## The input
# # #
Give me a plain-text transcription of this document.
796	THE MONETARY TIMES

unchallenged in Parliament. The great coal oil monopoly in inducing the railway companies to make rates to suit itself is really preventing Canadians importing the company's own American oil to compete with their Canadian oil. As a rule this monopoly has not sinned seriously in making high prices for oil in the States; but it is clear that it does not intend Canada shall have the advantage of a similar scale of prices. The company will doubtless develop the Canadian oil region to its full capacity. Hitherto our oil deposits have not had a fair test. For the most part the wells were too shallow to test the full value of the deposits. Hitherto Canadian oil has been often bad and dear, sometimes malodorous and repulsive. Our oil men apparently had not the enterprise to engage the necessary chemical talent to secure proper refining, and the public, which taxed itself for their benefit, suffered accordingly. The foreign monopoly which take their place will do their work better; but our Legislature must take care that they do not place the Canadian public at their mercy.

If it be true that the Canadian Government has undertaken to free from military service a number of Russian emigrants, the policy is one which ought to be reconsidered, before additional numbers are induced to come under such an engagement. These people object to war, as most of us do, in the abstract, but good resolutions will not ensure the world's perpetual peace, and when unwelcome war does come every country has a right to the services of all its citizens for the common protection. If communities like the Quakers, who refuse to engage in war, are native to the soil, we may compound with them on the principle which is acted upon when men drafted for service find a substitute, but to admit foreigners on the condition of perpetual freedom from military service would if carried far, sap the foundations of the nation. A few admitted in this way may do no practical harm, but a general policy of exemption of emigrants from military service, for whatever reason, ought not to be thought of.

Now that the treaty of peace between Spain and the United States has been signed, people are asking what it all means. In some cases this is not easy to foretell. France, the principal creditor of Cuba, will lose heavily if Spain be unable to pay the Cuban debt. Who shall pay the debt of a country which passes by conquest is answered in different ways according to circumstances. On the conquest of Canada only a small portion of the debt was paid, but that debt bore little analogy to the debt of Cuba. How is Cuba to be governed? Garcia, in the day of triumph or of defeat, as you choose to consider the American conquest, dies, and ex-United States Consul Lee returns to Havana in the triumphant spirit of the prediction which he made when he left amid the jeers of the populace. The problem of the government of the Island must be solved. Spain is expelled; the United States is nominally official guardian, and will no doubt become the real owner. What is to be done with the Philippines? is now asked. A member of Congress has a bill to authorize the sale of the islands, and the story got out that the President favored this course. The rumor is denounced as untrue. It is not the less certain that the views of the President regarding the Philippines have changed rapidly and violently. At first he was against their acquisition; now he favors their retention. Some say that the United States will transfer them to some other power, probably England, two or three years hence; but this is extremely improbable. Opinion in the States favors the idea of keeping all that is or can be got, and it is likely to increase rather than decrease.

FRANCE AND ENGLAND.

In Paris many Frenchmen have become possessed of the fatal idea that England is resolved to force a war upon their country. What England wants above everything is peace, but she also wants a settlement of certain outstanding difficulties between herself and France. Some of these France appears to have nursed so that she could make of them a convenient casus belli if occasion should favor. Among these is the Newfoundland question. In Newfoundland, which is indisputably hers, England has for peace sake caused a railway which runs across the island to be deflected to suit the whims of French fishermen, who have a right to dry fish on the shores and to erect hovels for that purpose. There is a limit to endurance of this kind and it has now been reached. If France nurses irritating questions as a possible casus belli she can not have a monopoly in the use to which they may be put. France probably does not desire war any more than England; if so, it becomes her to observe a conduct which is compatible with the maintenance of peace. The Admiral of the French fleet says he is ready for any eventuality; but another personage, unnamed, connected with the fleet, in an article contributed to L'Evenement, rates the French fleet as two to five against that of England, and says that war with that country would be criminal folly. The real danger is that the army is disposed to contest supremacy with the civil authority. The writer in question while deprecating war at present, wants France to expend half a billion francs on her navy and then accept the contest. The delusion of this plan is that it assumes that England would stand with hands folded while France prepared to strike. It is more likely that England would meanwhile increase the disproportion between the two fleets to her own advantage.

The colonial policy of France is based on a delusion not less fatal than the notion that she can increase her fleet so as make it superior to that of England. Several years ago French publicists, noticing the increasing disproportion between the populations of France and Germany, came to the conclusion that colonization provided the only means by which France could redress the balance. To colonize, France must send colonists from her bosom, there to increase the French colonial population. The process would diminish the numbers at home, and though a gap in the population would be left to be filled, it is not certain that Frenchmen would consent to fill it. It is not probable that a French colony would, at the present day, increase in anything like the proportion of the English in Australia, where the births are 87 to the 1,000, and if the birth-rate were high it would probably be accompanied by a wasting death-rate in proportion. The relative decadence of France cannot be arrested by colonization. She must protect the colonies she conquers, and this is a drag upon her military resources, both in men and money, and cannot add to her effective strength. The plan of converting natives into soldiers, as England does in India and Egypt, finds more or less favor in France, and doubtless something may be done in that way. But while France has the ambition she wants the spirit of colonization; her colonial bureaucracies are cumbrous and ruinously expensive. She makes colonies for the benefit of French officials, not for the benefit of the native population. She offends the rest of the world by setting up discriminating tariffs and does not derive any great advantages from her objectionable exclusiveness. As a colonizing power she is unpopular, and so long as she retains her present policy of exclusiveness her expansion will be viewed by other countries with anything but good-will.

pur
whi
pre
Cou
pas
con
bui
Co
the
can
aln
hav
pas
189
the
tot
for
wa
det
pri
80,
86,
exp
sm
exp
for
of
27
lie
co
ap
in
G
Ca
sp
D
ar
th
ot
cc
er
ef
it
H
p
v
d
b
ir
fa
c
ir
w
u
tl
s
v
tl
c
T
# # #
## Problem statement
Write out the material from the first line to the last, exactly.

## Solution to this problem
Give me a plain-text transcription of this document.
796	THE MONETARY TIMES

unchallenged in Parliament. The great coal oil monopoly in inducing the railway companies to make rates to suit itself is really preventing Canadians importing the company's own American oil to compete with their Canadian oil. As a rule this monopoly has not sinned seriously in making high prices for oil in the States; but it is clear that it does not intend Canada shall have the advantage of a similar scale of prices. The company will doubtless develop the Canadian oil region to its full capacity. Hitherto our oil deposits have not had a fair test. For the most part the wells were too shallow to test the full value of the deposits. Hitherto Canadian oil has been often bad and dear, sometimes malodorous and repulsive. Our oil men apparently had not the enterprise to engage the necessary chemical talent to secure proper refining, and the public, which taxed itself for their benefit, suffered accordingly. The foreign monopoly which take their place will do their work better; but our Legislature must take care that they do not place the Canadian public at their mercy.

If it be true that the Canadian Government has undertaken to free from military service a number of Russian emigrants, the policy is one which ought to be reconsidered, before additional numbers are induced to come under such an engagement. These people object to war, as most of us do, in the abstract, but good resolutions will not ensure the world's perpetual peace, and when unwelcome war does come every country has a right to the services of all its citizens for the common protection. If communities like the Quakers, who refuse to engage in war, are native to the soil, we may compound with them on the principle which is acted upon when men drafted for service find a substitute, but to admit foreigners on the condition of perpetual freedom from military service would if carried far, sap the foundations of the nation. A few admitted in this way may do no practical harm, but a general policy of exemption of emigrants from military service, for whatever reason, ought not to be thought of.

Now that the treaty of peace between Spain and the United States has been signed, people are asking what it all means. In some cases this is not easy to foretell. France, the principal creditor of Cuba, will lose heavily if Spain be unable to pay the Cuban debt. Who shall pay the debt of a country which passes by conquest is answered in different ways according to circumstances. On the conquest of Canada only a small portion of the debt was paid, but that debt bore little analogy to the debt of Cuba. How is Cuba to be governed? Garcia, in the day of triumph or of defeat, as you choose to consider the American conquest, dies, and ex-United States Consul Lee returns to Havana in the triumphant spirit of the prediction which he made when he left amid the jeers of the populace. The problem of the government of the Island must be solved. Spain is expelled; the United States is nominally official guardian, and will no doubt become the real owner. What is to be done with the Philippines? is now asked. A member of Congress has a bill to authorize the sale of the islands, and the story got out that the President favored this course. The rumor is denounced as untrue. It is not the less certain that the views of the President regarding the Philippines have changed rapidly and violently. At first he was against their acquisition; now he favors their retention. Some say that the United States will transfer them to some other power, probably England, two or three years hence; but this is extremely improbable. Opinion in the States favors the idea of keeping all that is or can be got, and it is likely to increase rather than decrease.

FRANCE AND ENGLAND.

In Paris many Frenchmen have become possessed of the fatal idea that England is resolved to force a war upon their country. What England wants above everything is peace, but she also wants a settlement of certain outstanding difficulties between herself and France. Some of these France appears to have nursed so that she could make of them a convenient casus belli if occasion should favor. Among these is the Newfoundland question. In Newfoundland, which is indisputably hers, England has for peace sake caused a railway which runs across the island to be deflected to suit the whims of French fishermen, who have a right to dry fish on the shores and to erect hovels for that purpose. There is a limit to endurance of this kind and it has now been reached. If France nurses irritating questions as a possible casus belli she can not have a monopoly in the use to which they may be put. France probably does not desire war any more than England; if so, it becomes her to observe a conduct which is compatible with the maintenance of peace. The Admiral of the French fleet says he is ready for any eventuality; but another personage, unnamed, connected with the fleet, in an article contributed to L'Evenement, rates the French fleet as two to five against that of England, and says that war with that country would be criminal folly. The real danger is that the army is disposed to contest supremacy with the civil authority. The writer in question while deprecating war at present, wants France to expend half a billion francs on her navy and then accept the contest. The delusion of this plan is that it assumes that England would stand with hands folded while France prepared to strike. It is more likely that England would meanwhile increase the disproportion between the two fleets to her own advantage.

The colonial policy of France is based on a delusion not less fatal than the notion that she can increase her fleet so as make it superior to that of England. Several years ago French publicists, noticing the increasing disproportion between the populations of France and Germany, came to the conclusion that colonization provided the only means by which France could redress the balance. To colonize, France must send colonists from her bosom, there to increase the French colonial population. The process would diminish the numbers at home, and though a gap in the population would be left to be filled, it is not certain that Frenchmen would consent to fill it. It is not probable that a French colony would, at the present day, increase in anything like the proportion of the English in Australia, where the births are 87 to the 1,000, and if the birth-rate were high it would probably be accompanied by a wasting death-rate in proportion. The relative decadence of France cannot be arrested by colonization. She must protect the colonies she conquers, and this is a drag upon her military resources, both in men and money, and cannot add to her effective strength. The plan of converting natives into soldiers, as England does in India and Egypt, finds more or less favor in France, and doubtless something may be done in that way. But while France has the ambition she wants the spirit of colonization; her colonial bureaucracies are cumbrous and ruinously expensive. She makes colonies for the benefit of French officials, not for the benefit of the native population. She offends the rest of the world by setting up discriminating tariffs and does not derive any great advantages from her objectionable exclusiveness. As a colonizing power she is unpopular, and so long as she retains her present policy of exclusiveness her expansion will be viewed by other countries with anything but good-will.

pur
whi
pre
Cou
pas
con
bui
Co
the
can
aln
hav
pas
189
the
tot
for
wa
det
pri
80,
86,
exp
sm
exp
for
of
27
lie
co
ap
in
G
Ca
sp
D
ar
th
ot
cc
er
ef
it
H
p
v
d
b
ir
fa
c
ir
w
u
tl
s
v
tl
c
T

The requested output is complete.